** 本文 **

* * * * *

この記事では、「絶対値」の意味や計算方法、絶対値記号の外し方をできるだけわかりやすく解説していきます。
絶対値を含む方程式や不等式の問題の解き方も紹介していきますので、この記事を通してぜひマスターしてくださいね。
目次
絶対値とは?
絶対値とは、ある数と原点 \(0\) との距離です。
下の図に示すように、数直線で考えるとわかりやすいです。
絶対値は「距離」であるため、常にプラス(正の数)です。
(「学校はここから \(− 3 \, \mathrm{km}\) 離れている」とは言いませんよね?)
そのため、負の数の絶対値を求めるには、元の数の符号を逆転させればよいです。
絶対値を示す記号は、「\(\color{red}{| |}\)」と書きます。
例えば、上記の \(2\) つの例を数式で表すと次のようになります。
- \(|1| = 1\)
意味「\(1\) の絶対値は \(1\)」 - \(|−3| = 3\)
意味「\(− 3\) の絶対値は \(3\)」
とてもシンプルですね!
絶対値の計算【性質】
上記のように、単なる整数の絶対値を求めるだけなら簡単です。
では、\(|a − 1|\) や \(|−x^2 + 4x|\) はどうでしょう?
文字が出てきたり、方程式になったりすると、途端に難しく感じませんか?
こういった問題を確実に解けるようになるために、まずは絶対値の性質を理解しましょう。
【性質①】絶対値は常に正の数
- \(a \geq 0\) のとき \(|a| = a\)
- \(a < 0\) のとき \(|a| = − a\)
絶対値の中身の正負によらず、絶対値は常にプラス(正の数)です。

* * * * *

要素の位置データ
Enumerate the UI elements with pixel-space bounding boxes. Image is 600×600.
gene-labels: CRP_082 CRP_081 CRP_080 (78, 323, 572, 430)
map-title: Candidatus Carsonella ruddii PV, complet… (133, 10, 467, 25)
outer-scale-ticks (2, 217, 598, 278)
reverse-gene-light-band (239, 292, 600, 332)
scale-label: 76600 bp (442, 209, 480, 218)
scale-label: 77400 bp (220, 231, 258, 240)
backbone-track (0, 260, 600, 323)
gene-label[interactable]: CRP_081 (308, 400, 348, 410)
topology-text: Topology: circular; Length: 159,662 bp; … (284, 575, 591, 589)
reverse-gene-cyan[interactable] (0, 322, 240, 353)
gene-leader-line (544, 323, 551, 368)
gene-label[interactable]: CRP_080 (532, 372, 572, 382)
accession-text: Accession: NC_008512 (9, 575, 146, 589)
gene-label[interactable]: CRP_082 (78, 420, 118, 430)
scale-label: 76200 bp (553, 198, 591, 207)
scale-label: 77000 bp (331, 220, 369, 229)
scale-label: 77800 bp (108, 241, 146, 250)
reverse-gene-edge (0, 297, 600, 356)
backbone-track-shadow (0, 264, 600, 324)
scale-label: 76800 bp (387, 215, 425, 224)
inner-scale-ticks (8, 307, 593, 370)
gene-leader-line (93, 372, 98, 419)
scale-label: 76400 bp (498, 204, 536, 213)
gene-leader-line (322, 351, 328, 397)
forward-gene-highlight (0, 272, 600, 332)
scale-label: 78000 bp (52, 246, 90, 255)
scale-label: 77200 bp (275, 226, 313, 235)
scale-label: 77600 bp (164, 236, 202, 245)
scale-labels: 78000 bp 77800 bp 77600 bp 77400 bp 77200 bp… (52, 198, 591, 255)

* * * * *

** 課題内容 **
本文のうち「下の図に示すように、数直線で考えるとわかりやすいです。」から「上記のように、単なる整数の絶対値を求めるだけなら簡単です。」までを、両端の語句も含めて一字一句そのまま書き写しなさい。 この資料は本文とは別の出典から取られている。

** 出力結果 **
下の図に示すように、数直線で考えるとわかりやすいです。
絶対値は「距離」であるため、常にプラス(正の数)です。
(「学校はここから \(− 3 \, \mathrm{km}\) 離れている」とは言いませんよね?)
そのため、負の数の絶対値を求めるには、元の数の符号を逆転させればよいです。
絶対値を示す記号は、「\(\color{red}{| |}\)」と書きます。
例えば、上記の \(2\) つの例を数式で表すと次のようになります。
- \(|1| = 1\)
意味「\(1\) の絶対値は \(1\)」 - \(|−3| = 3\)
意味「\(− 3\) の絶対値は \(3\)」
とてもシンプルですね!
絶対値の計算【性質】
上記のように、単なる整数の絶対値を求めるだけなら簡単です。